GIVEN INSTRUCTION: Records follow. Select each line holding "humanos".

DATASET RECORDS:
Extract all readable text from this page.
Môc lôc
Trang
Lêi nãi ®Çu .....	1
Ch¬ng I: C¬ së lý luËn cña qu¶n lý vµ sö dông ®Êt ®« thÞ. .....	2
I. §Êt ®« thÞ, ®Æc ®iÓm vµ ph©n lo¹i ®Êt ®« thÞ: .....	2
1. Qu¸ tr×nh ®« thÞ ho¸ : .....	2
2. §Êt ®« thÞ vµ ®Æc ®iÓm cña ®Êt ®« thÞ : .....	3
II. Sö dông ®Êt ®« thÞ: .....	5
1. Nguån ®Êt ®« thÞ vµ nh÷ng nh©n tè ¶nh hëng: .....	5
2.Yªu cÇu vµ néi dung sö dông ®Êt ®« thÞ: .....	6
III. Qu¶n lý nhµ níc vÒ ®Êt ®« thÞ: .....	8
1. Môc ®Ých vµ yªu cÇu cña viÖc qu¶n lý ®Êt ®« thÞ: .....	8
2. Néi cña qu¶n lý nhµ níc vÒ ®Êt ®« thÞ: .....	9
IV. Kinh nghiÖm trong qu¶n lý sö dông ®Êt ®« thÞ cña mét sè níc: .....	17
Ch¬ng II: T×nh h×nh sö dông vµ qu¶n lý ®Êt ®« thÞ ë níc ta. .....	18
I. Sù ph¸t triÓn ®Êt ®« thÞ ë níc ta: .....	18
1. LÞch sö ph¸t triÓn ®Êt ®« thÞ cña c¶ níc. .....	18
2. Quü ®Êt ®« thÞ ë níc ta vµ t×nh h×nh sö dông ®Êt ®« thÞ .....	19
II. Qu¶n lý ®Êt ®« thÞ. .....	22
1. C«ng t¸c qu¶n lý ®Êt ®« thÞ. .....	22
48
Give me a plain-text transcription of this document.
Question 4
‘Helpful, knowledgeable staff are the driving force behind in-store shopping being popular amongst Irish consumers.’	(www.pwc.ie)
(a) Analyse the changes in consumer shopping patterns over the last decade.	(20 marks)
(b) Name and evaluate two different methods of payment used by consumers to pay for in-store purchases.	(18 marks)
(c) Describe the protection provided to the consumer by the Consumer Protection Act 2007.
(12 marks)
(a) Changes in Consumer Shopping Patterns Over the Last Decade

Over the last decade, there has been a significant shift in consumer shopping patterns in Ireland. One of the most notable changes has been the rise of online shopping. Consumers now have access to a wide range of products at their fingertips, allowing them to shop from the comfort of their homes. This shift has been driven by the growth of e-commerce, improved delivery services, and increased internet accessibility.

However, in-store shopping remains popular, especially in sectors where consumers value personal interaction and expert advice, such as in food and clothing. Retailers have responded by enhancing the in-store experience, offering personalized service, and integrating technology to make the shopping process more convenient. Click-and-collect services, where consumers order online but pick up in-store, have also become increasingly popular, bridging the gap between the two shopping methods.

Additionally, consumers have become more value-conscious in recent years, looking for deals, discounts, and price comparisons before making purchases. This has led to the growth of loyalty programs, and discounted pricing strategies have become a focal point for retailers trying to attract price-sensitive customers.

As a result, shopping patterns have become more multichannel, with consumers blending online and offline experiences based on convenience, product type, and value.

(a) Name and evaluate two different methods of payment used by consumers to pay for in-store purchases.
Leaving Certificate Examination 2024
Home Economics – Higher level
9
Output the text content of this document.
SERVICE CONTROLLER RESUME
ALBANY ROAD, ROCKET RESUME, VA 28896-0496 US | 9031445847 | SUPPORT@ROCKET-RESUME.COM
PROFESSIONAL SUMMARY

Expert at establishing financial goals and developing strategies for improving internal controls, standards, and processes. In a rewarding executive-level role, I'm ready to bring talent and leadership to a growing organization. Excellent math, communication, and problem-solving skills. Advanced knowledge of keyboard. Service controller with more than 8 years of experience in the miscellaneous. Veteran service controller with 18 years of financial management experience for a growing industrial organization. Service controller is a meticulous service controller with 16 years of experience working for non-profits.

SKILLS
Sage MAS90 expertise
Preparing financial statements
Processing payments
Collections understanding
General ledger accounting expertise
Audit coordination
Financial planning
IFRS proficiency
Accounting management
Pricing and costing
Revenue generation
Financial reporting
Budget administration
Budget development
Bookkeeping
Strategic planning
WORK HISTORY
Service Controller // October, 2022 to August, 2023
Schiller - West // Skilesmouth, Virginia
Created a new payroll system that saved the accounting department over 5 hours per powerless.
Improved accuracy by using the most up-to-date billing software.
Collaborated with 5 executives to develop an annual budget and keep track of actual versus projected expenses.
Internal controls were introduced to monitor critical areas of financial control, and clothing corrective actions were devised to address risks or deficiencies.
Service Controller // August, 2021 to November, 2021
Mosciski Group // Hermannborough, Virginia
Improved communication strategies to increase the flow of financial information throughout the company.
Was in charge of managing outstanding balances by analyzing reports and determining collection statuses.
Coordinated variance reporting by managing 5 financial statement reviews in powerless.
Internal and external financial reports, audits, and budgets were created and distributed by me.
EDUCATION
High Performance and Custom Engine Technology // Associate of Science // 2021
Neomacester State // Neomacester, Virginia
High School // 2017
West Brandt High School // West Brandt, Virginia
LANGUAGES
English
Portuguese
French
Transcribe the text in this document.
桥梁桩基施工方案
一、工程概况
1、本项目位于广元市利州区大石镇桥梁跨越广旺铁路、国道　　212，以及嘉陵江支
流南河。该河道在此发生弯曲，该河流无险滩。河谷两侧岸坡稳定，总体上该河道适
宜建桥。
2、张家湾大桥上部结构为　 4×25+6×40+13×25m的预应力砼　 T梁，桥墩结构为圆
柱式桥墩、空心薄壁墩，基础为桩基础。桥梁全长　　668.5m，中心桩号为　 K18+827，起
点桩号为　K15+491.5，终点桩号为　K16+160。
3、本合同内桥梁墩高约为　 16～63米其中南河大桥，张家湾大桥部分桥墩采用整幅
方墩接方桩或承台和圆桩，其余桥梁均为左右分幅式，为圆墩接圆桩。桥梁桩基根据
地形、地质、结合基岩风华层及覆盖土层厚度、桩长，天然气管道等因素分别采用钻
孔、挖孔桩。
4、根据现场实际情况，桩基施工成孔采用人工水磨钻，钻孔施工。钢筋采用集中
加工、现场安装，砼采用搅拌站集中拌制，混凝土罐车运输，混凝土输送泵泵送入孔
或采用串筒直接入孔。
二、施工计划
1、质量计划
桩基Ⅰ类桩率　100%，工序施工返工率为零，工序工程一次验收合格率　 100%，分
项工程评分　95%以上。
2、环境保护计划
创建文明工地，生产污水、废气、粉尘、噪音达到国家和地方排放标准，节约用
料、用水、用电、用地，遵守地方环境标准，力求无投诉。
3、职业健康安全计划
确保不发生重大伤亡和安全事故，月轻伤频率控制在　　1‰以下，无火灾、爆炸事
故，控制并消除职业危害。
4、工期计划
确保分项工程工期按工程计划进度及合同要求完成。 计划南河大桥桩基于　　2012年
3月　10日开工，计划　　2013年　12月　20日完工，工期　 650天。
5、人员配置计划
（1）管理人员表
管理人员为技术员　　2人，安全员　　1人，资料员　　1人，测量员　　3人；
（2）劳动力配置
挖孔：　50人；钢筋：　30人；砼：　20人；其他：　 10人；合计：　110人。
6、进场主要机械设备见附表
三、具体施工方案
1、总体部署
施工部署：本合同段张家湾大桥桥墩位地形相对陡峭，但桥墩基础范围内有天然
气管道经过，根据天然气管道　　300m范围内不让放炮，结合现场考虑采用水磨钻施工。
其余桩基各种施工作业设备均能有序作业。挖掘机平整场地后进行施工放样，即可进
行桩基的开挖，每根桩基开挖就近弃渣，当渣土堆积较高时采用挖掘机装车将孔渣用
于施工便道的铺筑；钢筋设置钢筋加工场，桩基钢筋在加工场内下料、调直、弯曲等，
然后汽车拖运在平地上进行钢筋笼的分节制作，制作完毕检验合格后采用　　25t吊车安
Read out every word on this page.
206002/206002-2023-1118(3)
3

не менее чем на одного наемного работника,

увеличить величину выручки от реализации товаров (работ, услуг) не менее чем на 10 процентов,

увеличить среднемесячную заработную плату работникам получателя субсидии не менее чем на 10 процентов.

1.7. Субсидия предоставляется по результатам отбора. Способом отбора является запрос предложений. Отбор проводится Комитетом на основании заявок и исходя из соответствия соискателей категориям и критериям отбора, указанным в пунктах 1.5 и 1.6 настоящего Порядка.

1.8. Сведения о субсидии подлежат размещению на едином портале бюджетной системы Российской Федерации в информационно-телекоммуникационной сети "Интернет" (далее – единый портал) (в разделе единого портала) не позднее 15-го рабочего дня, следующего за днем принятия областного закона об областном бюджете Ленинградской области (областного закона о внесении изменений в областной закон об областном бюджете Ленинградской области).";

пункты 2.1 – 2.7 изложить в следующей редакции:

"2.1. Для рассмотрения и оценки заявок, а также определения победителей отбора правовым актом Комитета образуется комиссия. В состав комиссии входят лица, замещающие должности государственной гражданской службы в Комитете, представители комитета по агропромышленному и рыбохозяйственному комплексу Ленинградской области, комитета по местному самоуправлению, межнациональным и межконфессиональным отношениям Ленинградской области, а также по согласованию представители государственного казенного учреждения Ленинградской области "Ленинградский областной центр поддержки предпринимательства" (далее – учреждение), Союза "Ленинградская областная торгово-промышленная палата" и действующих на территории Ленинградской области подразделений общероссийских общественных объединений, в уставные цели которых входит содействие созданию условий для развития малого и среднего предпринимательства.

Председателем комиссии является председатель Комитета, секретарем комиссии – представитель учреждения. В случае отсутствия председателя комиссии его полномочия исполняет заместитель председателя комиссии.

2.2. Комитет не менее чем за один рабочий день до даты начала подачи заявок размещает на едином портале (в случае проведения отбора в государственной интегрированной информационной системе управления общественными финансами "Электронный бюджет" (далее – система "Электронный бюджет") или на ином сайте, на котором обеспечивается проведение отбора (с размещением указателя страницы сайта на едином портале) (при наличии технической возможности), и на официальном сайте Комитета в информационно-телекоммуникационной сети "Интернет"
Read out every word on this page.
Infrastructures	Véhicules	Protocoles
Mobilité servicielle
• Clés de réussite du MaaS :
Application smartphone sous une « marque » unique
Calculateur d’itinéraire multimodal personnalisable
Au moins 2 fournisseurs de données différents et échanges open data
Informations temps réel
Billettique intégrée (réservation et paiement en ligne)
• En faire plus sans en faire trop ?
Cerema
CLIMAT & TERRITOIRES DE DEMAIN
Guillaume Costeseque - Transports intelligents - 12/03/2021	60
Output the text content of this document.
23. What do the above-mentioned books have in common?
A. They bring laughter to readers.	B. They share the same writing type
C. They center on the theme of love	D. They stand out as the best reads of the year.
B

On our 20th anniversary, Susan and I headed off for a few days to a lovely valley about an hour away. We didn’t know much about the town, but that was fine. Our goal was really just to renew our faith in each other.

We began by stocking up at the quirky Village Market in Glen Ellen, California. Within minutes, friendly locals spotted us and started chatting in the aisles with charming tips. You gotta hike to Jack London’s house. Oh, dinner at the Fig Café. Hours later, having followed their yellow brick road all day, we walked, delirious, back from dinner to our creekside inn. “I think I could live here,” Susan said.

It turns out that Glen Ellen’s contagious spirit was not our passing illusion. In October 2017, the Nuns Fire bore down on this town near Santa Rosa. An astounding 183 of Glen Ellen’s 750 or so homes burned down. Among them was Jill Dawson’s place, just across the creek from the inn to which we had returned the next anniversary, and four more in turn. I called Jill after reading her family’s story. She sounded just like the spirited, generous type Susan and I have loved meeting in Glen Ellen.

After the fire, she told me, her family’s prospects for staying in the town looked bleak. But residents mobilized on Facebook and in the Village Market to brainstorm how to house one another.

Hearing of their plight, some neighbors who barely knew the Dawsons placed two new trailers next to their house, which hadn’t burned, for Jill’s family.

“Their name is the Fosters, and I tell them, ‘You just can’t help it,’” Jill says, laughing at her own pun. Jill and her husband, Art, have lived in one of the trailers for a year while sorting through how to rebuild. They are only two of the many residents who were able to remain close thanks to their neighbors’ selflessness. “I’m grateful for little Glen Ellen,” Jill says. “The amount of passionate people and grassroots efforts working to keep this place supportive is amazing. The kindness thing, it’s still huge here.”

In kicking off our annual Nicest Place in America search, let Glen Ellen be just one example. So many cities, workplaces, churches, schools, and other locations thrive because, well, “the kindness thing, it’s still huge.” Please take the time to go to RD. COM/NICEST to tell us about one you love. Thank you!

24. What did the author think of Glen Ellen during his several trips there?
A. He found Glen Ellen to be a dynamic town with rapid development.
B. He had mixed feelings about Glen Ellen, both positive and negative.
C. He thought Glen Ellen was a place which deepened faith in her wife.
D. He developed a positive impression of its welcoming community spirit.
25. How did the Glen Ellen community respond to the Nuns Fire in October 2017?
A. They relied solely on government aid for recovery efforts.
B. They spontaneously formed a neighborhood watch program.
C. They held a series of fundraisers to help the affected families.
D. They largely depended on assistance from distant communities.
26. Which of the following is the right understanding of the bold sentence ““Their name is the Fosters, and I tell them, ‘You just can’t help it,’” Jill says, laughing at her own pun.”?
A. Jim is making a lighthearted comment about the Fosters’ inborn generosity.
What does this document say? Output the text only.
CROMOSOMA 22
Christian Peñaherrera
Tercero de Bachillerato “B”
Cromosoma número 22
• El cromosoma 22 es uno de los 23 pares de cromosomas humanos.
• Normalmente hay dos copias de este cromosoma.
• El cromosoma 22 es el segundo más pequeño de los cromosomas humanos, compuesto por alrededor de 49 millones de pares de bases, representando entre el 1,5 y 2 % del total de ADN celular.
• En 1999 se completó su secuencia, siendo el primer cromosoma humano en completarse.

SOLUTION FOR THIS EXERCISE:
• El cromosoma 22 es uno de los 23 pares de cromosomas humanos.
• El cromosoma 22 es el segundo más pequeño de los cromosomas humanos, compuesto por alrededor de 49 millones de pares de bases, representando entre el 1,5 y 2 % del total de ADN celular.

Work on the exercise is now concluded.